PROVIDED RECORDS:
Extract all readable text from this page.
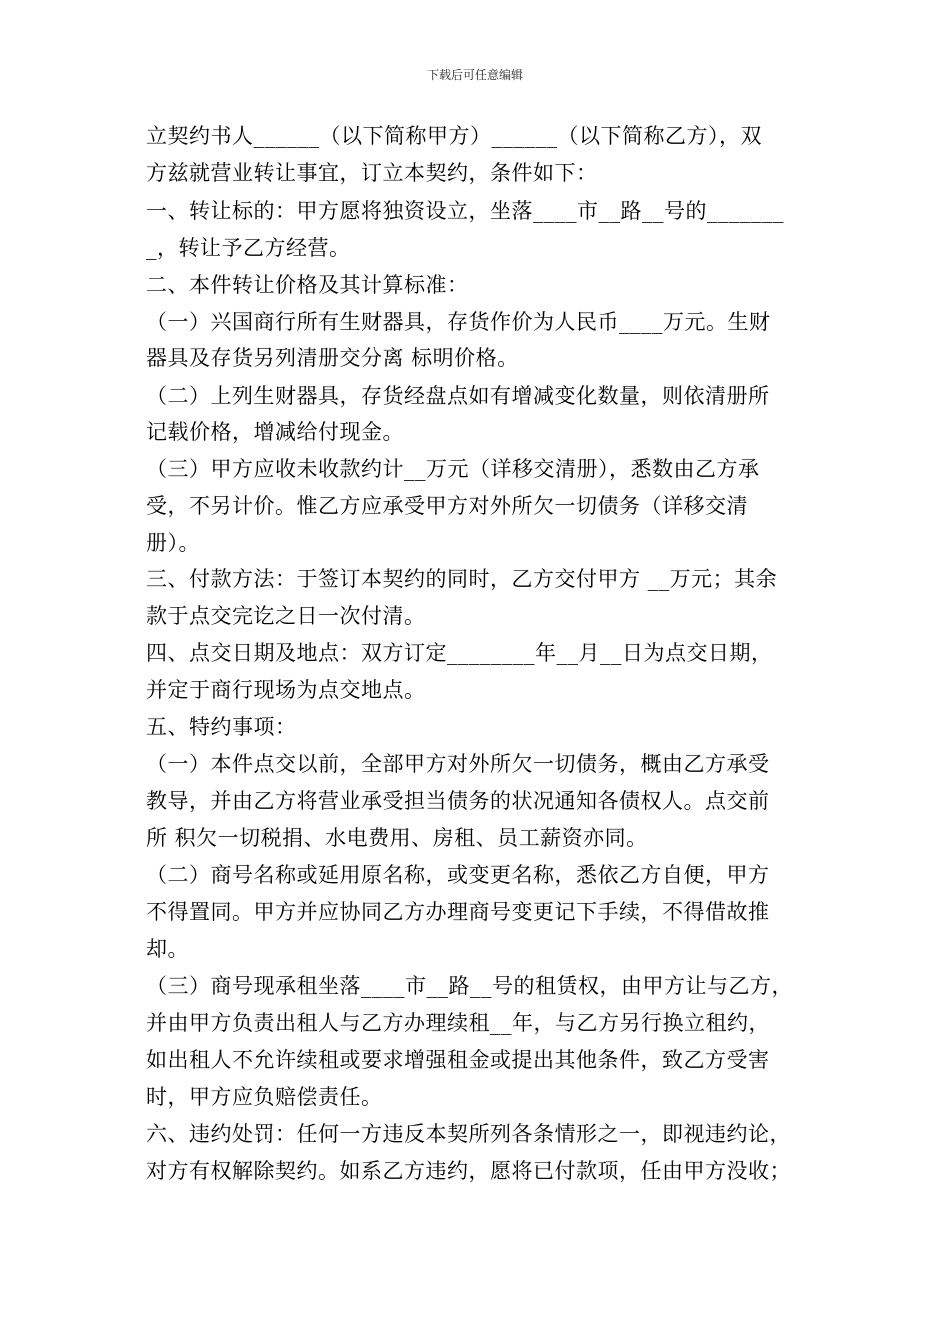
下载后可任意编辑
立契约书人______（以下简称甲方）______（以下简称乙方），双
方兹就营业转让事宜，订立本契约，条件如下：
一、转让标的：甲方愿将独资设立，坐落____市__路__号的_______
_，转让予乙方经营。
二、本件转让价格及其计算标准：
（一）兴国商行所有生财器具，存货作价为人民币____万元。生财
器具及存货另列清册交分离 标明价格。
（二）上列生财器具，存货经盘点如有增减变化数量，则依清册所
记载价格，增减给付现金。
（三）甲方应收未收款约计__万元（详移交清册），悉数由乙方承
受，不另计价。惟乙方应承受甲方对外所欠一切债务（详移交清
册）。
三、付款方法：于签订本契约的同时，乙方交付甲方 __万元；其余
款于点交完讫之日一次付清。
四、点交日期及地点：双方订定________年__月__日为点交日期，
并定于商行现场为点交地点。
五、特约事项：
（一）本件点交以前，全部甲方对外所欠一切债务，概由乙方承受
教导，并由乙方将营业承受担当债务的状况通知各债权人。点交前
所 积欠一切税捐、水电费用、房租、员工薪资亦同。
（二）商号名称或延用原名称，或变更名称，悉依乙方自便，甲方
不得置同。甲方并应协同乙方办理商号变更记下手续，不得借故推
却。
（三）商号现承租坐落____市__路__号的租赁权，由甲方让与乙方，
并由甲方负责出租人与乙方办理续租__年，与乙方另行换立租约，
如出租人不允许续租或要求增强租金或提出其他条件，致乙方受害
时，甲方应负赔偿责任。
六、违约处罚：任何一方违反本契所列各条情形之一，即视违约论，
对方有权解除契约。如系乙方违约，愿将已付款项，任由甲方没收；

EXERCISE: Write every record out again exactly; no pictures belong in the copy.

RESULT FOR THIS TASK:
Extract all readable text from this page.
下载后可任意编辑
立契约书人______（以下简称甲方）______（以下简称乙方），双
方兹就营业转让事宜，订立本契约，条件如下：
一、转让标的：甲方愿将独资设立，坐落____市__路__号的_______
_，转让予乙方经营。
二、本件转让价格及其计算标准：
（一）兴国商行所有生财器具，存货作价为人民币____万元。生财
器具及存货另列清册交分离 标明价格。
（二）上列生财器具，存货经盘点如有增减变化数量，则依清册所
记载价格，增减给付现金。
（三）甲方应收未收款约计__万元（详移交清册），悉数由乙方承
受，不另计价。惟乙方应承受甲方对外所欠一切债务（详移交清
册）。
三、付款方法：于签订本契约的同时，乙方交付甲方 __万元；其余
款于点交完讫之日一次付清。
四、点交日期及地点：双方订定________年__月__日为点交日期，
并定于商行现场为点交地点。
五、特约事项：
（一）本件点交以前，全部甲方对外所欠一切债务，概由乙方承受
教导，并由乙方将营业承受担当债务的状况通知各债权人。点交前
所 积欠一切税捐、水电费用、房租、员工薪资亦同。
（二）商号名称或延用原名称，或变更名称，悉依乙方自便，甲方
不得置同。甲方并应协同乙方办理商号变更记下手续，不得借故推
却。
（三）商号现承租坐落____市__路__号的租赁权，由甲方让与乙方，
并由甲方负责出租人与乙方办理续租__年，与乙方另行换立租约，
如出租人不允许续租或要求增强租金或提出其他条件，致乙方受害
时，甲方应负赔偿责任。
六、违约处罚：任何一方违反本契所列各条情形之一，即视违约论，
对方有权解除契约。如系乙方违约，愿将已付款项，任由甲方没收；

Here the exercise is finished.